§ **Excerto fornecido**
------------------------
Quando, em 2010, chegou ao Sporting para ser o responsável pela administração do sistema informático do clube, David Tojal, agora com 36 anos, começou logo por “questionar a complexidade das passwords”. “As passwords tinham três caracteres e a maior parte era SCP”, declarou, despertando várias gargalhadas na sala de audiências do Campus da Justiça, incluindo a do arguido Rui Pinto — que é acusado de um ataque informático aquele sistema.

O técnico alterou, então, o nível de acesso e obrigou, entre outras medidas, a que fossem colocadas seis letras e números no código de acesso às caixas de e-mail. Mas pouco depois a direção pediu-lhe para voltar a facilitar a vida aos funcionários. “Era demais para a cabeça deles, mas mantive os seis caracteres”, disse na sessão desta quarta-feira. Ainda assim, sempre que atribuía uma nova password, ele próprio dava uma senha tipo SCP123 e recomendava ao utilizador que a mudasse depois, mas muitos não o fizeram.
------------------------
§ **Lista de tarefas**
**a.** Por favor, repita do excerto o trecho que vai de "O técnico alterou, então, o" até "não o fizeram.", inclusive.
**b.** Segundo o excerto, quantos caracteres tinham as passwords quando David Tojal chegou ao Sporting?

Registos de caixas etiquetadas
------------------------
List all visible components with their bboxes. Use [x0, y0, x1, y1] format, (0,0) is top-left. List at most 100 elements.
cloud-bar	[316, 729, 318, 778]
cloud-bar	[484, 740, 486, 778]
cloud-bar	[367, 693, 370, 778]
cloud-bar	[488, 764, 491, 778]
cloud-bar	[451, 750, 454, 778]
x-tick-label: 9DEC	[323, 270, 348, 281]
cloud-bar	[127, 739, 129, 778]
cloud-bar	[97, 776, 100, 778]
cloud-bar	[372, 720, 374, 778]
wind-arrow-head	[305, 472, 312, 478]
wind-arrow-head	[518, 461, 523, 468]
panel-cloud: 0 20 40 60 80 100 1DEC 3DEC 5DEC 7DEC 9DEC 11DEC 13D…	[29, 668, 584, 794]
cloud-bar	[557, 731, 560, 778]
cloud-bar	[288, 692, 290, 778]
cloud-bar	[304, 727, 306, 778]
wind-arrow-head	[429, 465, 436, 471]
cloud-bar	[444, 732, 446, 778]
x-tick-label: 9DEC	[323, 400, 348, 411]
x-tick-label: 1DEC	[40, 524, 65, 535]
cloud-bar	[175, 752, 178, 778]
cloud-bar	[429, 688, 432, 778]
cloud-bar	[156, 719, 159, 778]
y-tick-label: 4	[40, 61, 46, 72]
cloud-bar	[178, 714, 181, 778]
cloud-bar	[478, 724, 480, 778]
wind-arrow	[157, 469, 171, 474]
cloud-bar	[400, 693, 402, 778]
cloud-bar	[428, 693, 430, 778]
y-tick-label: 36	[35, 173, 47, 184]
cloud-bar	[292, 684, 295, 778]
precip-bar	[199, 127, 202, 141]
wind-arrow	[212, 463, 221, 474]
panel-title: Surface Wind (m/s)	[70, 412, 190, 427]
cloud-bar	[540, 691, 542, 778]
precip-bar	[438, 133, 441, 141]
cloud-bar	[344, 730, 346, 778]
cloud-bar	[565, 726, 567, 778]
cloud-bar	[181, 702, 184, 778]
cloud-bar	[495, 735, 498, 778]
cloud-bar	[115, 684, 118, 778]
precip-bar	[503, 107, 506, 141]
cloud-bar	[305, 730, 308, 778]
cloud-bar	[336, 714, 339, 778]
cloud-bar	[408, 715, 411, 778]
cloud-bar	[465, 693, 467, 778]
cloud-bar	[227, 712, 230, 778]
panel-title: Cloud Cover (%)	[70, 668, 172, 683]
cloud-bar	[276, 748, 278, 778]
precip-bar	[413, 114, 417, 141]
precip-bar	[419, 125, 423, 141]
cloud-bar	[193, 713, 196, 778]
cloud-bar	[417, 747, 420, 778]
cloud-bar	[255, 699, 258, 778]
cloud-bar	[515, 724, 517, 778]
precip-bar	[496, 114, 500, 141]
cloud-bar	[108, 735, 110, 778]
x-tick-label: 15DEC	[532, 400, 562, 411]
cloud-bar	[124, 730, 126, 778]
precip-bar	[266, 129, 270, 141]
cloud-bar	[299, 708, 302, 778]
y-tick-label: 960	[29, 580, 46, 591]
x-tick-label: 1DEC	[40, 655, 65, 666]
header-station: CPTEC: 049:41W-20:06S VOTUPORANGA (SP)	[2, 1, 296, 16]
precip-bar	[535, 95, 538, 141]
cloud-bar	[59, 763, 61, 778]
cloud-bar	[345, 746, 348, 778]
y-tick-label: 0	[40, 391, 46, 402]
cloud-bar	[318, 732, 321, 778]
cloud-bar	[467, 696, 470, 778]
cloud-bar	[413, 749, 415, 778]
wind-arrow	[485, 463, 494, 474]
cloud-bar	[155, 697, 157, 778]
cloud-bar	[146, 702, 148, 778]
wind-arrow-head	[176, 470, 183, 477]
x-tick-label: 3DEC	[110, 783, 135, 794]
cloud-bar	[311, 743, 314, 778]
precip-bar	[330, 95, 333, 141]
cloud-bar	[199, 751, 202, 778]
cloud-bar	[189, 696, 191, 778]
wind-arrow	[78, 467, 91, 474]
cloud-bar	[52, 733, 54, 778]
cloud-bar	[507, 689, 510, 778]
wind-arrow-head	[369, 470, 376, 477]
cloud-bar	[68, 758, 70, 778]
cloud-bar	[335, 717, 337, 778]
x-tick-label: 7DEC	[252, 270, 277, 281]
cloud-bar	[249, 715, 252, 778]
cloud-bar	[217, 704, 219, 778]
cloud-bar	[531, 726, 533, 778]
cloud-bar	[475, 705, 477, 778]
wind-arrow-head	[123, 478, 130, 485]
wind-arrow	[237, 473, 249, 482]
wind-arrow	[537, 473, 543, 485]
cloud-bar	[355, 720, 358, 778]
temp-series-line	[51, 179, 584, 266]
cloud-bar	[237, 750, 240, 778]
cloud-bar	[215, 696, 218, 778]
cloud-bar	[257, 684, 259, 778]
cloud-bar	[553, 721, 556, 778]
------------------------
§ **Respostas dos exercícios**
**a.**
O técnico alterou, então, o nível de acesso e obrigou, entre outras medidas, a que fossem colocadas seis letras e números no código de acesso às caixas de e-mail. Mas pouco depois a direção pediu-lhe para voltar a facilitar a vida aos funcionários. “Era demais para a cabeça deles, mas mantive os seis caracteres”, disse na sessão desta quarta-feira. Ainda assim, sempre que atribuía uma nova password, ele próprio dava uma senha tipo SCP123 e recomendava ao utilizador que a mudasse depois, mas muitos não o fizeram.

**b.** Três caracteres.